** begin **
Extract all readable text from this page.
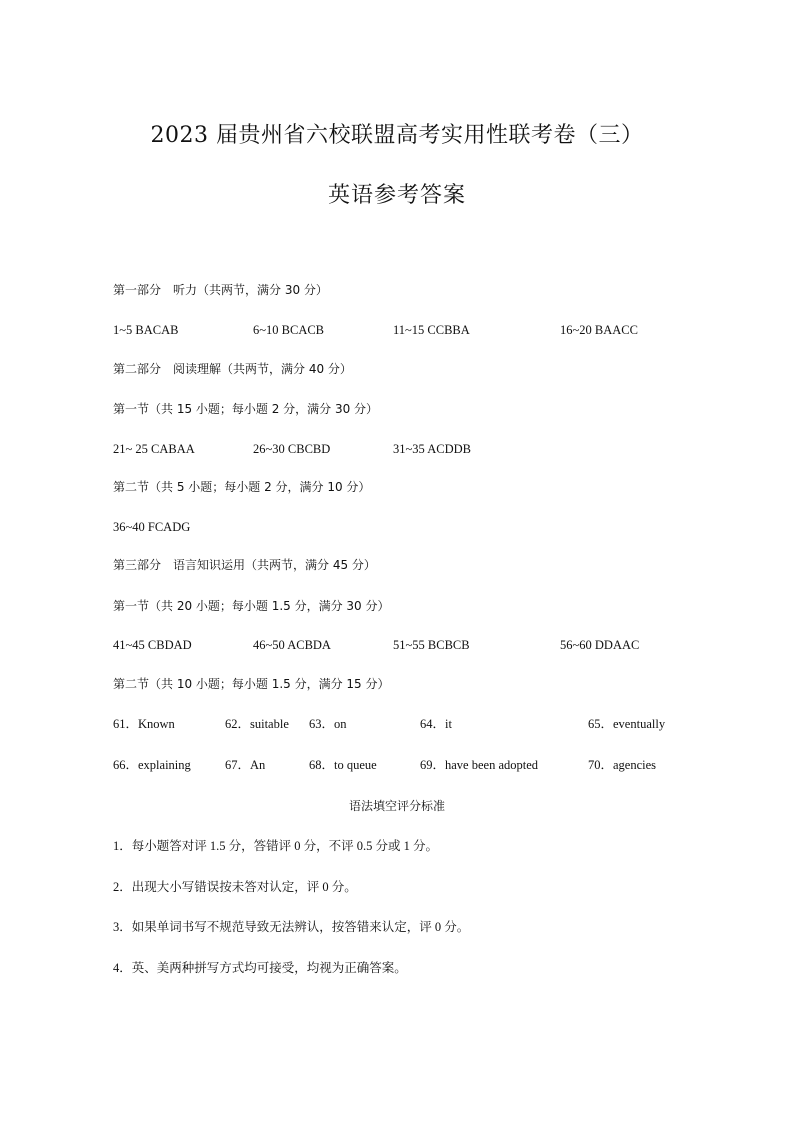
2023 届贵州省六校联盟高考实用性联考卷（三）
英语参考答案
第一部分　听力（共两节，满分 30 分）
1~5 BACAB	6~10 BCACB	11~15 CCBBA	16~20 BAACC
第二部分　阅读理解（共两节，满分 40 分）
第一节（共 15 小题；每小题 2 分，满分 30 分）
21~ 25 CABAA	26~30 CBCBD	31~35 ACDDB
第二节（共 5 小题；每小题 2 分，满分 10 分）
36~40 FCADG
第三部分　语言知识运用（共两节，满分 45 分）
第一节（共 20 小题；每小题 1.5 分，满分 30 分）
41~45 CBDAD	46~50 ACBDA	51~55 BCBCB	56~60 DDAAC
第二节（共 10 小题；每小题 1.5 分，满分 15 分）
61．Known	62．suitable 63．on	64．it	65．eventually
66．explaining	67．An	68．to queue	69．have been adopted	70．agencies
语法填空评分标准
1．每小题答对评 1.5 分，答错评 0 分，不评 0.5 分或 1 分。
2．出现大小写错误按未答对认定，评 0 分。
3．如果单词书写不规范导致无法辨认，按答错来认定，评 0 分。
4．英、美两种拼写方式均可接受，均视为正确答案。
** end **
■ Requirement:
Print all the records again exactly; do not include any picture.

■ Written solution:
Extract all readable text from this page.
2023 届贵州省六校联盟高考实用性联考卷（三）
英语参考答案
第一部分　听力（共两节，满分 30 分）
1~5 BACAB	6~10 BCACB	11~15 CCBBA	16~20 BAACC
第二部分　阅读理解（共两节，满分 40 分）
第一节（共 15 小题；每小题 2 分，满分 30 分）
21~ 25 CABAA	26~30 CBCBD	31~35 ACDDB
第二节（共 5 小题；每小题 2 分，满分 10 分）
36~40 FCADG
第三部分　语言知识运用（共两节，满分 45 分）
第一节（共 20 小题；每小题 1.5 分，满分 30 分）
41~45 CBDAD	46~50 ACBDA	51~55 BCBCB	56~60 DDAAC
第二节（共 10 小题；每小题 1.5 分，满分 15 分）
61．Known	62．suitable 63．on	64．it	65．eventually
66．explaining	67．An	68．to queue	69．have been adopted	70．agencies
语法填空评分标准
1．每小题答对评 1.5 分，答错评 0 分，不评 0.5 分或 1 分。
2．出现大小写错误按未答对认定，评 0 分。
3．如果单词书写不规范导致无法辨认，按答错来认定，评 0 分。
4．英、美两种拼写方式均可接受，均视为正确答案。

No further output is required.